* EXERCISE GOAL:
All of the records below need to be copied exactly.

* Dataset entries:
_ _ _ _ _ _ _

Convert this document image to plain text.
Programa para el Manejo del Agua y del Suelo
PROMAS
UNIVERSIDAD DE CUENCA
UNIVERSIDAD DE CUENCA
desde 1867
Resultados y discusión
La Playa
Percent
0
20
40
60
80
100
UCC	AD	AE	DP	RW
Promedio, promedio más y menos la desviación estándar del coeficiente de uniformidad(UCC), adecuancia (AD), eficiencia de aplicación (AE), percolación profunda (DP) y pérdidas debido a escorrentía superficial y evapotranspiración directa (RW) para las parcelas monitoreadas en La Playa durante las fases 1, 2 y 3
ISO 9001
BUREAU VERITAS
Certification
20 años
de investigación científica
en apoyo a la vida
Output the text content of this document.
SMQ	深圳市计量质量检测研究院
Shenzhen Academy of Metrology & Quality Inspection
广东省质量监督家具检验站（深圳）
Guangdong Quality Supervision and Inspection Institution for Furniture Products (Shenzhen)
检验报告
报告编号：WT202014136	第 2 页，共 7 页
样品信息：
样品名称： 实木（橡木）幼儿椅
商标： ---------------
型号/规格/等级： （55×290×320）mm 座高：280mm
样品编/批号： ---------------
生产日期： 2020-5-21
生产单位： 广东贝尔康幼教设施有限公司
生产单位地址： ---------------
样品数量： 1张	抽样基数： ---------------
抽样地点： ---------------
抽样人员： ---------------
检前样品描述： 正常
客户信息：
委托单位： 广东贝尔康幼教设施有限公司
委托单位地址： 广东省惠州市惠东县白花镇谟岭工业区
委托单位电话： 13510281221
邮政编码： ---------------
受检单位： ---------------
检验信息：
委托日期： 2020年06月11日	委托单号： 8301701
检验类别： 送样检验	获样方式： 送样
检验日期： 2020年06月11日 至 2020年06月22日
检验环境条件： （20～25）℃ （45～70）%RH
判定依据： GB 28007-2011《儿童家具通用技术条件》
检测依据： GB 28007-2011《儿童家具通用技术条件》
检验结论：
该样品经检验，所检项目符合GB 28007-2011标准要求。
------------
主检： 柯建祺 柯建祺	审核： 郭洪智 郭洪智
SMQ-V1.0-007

_ _ _ _ _ _ _

* RESULT OF THE TASK:
Convert this document image to plain text.
Programa para el Manejo del Agua y del Suelo
PROMAS
UNIVERSIDAD DE CUENCA
UNIVERSIDAD DE CUENCA
desde 1867
Resultados y discusión
La Playa
Percent
0
20
40
60
80
100
UCC	AD	AE	DP	RW
Promedio, promedio más y menos la desviación estándar del coeficiente de uniformidad(UCC), adecuancia (AD), eficiencia de aplicación (AE), percolación profunda (DP) y pérdidas debido a escorrentía superficial y evapotranspiración directa (RW) para las parcelas monitoreadas en La Playa durante las fases 1, 2 y 3
ISO 9001
BUREAU VERITAS
Certification
20 años
de investigación científica
en apoyo a la vida
Output the text content of this document.
SMQ	深圳市计量质量检测研究院
Shenzhen Academy of Metrology & Quality Inspection
广东省质量监督家具检验站（深圳）
Guangdong Quality Supervision and Inspection Institution for Furniture Products (Shenzhen)
检验报告
报告编号：WT202014136	第 2 页，共 7 页
样品信息：
样品名称： 实木（橡木）幼儿椅
商标： ---------------
型号/规格/等级： （55×290×320）mm 座高：280mm
样品编/批号： ---------------
生产日期： 2020-5-21
生产单位： 广东贝尔康幼教设施有限公司
生产单位地址： ---------------
样品数量： 1张	抽样基数： ---------------
抽样地点： ---------------
抽样人员： ---------------
检前样品描述： 正常
客户信息：
委托单位： 广东贝尔康幼教设施有限公司
委托单位地址： 广东省惠州市惠东县白花镇谟岭工业区
委托单位电话： 13510281221
邮政编码： ---------------
受检单位： ---------------
检验信息：
委托日期： 2020年06月11日	委托单号： 8301701
检验类别： 送样检验	获样方式： 送样
检验日期： 2020年06月11日 至 2020年06月22日
检验环境条件： （20～25）℃ （45～70）%RH
判定依据： GB 28007-2011《儿童家具通用技术条件》
检测依据： GB 28007-2011《儿童家具通用技术条件》
检验结论：
该样品经检验，所检项目符合GB 28007-2011标准要求。
------------
主检： 柯建祺 柯建祺	审核： 郭洪智 郭洪智
SMQ-V1.0-007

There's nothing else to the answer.